## EXERCISE OBJECTIVE
Locate and copy each line in the data that contains the word "kind".

[Entries with figure data]
▬▬▬

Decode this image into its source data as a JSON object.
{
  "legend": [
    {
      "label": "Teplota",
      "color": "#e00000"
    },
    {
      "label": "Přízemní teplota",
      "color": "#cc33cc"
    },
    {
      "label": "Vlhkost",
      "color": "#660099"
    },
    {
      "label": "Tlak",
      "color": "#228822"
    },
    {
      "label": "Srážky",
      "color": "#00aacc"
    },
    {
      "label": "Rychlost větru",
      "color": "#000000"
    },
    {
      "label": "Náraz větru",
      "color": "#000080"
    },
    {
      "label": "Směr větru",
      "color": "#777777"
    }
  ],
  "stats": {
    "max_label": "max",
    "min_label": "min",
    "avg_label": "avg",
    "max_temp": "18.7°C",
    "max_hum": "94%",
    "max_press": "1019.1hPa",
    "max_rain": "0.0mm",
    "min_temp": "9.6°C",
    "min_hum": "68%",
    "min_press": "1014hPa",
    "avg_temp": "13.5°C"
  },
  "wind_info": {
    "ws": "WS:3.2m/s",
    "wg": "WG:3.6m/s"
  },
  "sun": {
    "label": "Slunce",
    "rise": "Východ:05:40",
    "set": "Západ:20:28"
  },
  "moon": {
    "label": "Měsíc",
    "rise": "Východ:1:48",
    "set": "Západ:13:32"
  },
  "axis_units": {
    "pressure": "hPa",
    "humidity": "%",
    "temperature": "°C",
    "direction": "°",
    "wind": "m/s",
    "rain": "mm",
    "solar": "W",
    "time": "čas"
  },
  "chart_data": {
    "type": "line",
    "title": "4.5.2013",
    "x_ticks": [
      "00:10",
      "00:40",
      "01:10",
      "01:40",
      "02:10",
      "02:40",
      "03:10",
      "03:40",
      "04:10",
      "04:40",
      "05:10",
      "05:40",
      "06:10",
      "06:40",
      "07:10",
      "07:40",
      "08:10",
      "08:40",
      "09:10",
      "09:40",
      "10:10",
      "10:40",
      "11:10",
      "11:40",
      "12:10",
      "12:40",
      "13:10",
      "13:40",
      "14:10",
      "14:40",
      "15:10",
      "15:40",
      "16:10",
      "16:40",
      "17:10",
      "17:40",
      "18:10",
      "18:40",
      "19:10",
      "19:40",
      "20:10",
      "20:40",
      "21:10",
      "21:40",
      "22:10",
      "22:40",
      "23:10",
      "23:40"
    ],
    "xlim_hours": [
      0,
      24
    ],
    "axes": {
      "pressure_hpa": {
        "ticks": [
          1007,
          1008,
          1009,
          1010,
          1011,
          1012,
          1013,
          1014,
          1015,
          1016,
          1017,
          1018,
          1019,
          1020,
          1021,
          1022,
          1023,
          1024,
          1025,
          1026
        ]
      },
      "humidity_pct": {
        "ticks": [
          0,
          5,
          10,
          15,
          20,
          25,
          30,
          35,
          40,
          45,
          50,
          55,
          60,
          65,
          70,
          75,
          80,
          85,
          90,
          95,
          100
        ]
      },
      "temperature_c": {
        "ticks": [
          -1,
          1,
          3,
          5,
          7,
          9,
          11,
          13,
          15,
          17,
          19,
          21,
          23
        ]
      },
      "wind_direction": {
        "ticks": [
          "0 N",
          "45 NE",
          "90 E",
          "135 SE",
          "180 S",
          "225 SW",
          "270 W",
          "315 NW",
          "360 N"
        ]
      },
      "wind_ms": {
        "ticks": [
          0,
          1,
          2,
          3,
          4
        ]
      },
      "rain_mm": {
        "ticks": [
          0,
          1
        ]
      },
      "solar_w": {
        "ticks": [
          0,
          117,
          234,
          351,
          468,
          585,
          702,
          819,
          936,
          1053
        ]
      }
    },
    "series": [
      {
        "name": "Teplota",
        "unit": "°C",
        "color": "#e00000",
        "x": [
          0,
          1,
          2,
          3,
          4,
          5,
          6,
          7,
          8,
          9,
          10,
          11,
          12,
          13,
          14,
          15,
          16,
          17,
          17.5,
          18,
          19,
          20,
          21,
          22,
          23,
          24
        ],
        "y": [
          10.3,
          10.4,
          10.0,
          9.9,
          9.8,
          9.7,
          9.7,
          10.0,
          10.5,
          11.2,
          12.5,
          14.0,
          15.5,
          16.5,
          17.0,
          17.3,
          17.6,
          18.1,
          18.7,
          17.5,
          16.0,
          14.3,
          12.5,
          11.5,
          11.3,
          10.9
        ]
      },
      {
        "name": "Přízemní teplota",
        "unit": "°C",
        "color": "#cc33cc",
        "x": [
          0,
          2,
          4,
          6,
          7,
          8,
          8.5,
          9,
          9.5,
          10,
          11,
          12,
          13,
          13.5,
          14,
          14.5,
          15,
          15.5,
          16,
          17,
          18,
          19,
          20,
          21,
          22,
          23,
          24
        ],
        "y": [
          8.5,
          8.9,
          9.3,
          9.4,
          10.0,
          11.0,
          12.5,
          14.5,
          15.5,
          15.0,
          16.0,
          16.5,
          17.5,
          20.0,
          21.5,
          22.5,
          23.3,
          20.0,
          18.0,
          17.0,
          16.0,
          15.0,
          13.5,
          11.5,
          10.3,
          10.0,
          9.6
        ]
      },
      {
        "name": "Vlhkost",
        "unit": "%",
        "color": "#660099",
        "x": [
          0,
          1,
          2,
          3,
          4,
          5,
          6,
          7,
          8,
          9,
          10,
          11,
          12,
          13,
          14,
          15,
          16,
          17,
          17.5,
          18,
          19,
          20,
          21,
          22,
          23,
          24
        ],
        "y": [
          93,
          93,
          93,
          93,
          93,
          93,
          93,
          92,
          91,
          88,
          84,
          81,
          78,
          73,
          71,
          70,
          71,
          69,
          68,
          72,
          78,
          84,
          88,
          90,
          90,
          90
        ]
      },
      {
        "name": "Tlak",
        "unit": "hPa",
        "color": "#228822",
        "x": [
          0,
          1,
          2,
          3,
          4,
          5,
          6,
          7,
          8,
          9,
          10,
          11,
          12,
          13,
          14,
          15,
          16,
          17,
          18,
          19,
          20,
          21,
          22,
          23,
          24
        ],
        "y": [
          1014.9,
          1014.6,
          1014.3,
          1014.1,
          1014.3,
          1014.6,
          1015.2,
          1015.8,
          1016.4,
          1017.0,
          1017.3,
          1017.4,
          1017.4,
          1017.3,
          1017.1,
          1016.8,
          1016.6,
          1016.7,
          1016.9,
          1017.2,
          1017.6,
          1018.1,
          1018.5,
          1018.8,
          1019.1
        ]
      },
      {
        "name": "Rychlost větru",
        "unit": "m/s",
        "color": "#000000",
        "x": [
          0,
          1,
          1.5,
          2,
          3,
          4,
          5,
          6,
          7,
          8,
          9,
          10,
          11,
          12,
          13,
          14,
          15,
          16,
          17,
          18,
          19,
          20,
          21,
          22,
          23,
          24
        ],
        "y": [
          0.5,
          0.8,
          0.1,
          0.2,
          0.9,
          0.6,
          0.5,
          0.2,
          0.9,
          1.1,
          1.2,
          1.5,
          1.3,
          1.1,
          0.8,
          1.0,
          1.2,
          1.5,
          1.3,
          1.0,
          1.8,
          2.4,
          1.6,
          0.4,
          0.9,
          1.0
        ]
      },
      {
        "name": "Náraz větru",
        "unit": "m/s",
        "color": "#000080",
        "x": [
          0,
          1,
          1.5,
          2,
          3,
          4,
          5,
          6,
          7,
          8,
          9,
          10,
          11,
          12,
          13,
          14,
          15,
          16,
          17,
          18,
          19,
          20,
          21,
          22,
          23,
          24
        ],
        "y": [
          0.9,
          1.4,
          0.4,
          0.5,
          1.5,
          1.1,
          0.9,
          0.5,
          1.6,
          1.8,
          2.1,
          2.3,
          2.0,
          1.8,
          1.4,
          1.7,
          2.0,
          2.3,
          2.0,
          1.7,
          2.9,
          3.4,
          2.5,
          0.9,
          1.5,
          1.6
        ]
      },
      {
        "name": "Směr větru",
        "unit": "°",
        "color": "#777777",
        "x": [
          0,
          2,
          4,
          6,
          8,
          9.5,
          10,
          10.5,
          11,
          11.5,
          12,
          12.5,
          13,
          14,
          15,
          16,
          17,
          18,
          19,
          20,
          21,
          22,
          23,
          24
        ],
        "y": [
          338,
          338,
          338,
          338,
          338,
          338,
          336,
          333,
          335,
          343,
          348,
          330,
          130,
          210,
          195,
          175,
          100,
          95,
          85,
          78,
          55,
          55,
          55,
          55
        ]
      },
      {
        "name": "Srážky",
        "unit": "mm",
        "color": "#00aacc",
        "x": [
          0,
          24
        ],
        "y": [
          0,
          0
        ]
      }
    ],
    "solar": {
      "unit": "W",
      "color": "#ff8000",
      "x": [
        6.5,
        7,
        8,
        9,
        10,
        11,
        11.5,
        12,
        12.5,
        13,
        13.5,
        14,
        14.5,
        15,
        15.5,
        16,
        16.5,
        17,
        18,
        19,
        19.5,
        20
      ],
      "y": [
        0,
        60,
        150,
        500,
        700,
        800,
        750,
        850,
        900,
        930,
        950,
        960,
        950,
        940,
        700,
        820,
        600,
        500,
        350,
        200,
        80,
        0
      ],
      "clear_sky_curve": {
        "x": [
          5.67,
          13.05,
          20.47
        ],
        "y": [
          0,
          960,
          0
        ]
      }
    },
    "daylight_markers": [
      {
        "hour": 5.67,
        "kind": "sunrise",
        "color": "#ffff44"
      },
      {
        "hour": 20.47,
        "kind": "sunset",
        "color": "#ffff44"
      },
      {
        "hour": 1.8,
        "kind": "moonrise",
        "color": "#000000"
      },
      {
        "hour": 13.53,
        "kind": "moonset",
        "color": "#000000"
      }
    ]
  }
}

▬▬▬

## EXERCISE OUTPUT
        "kind": "sunrise",
        "kind": "sunset",
        "kind": "moonrise",
        "kind": "moonset",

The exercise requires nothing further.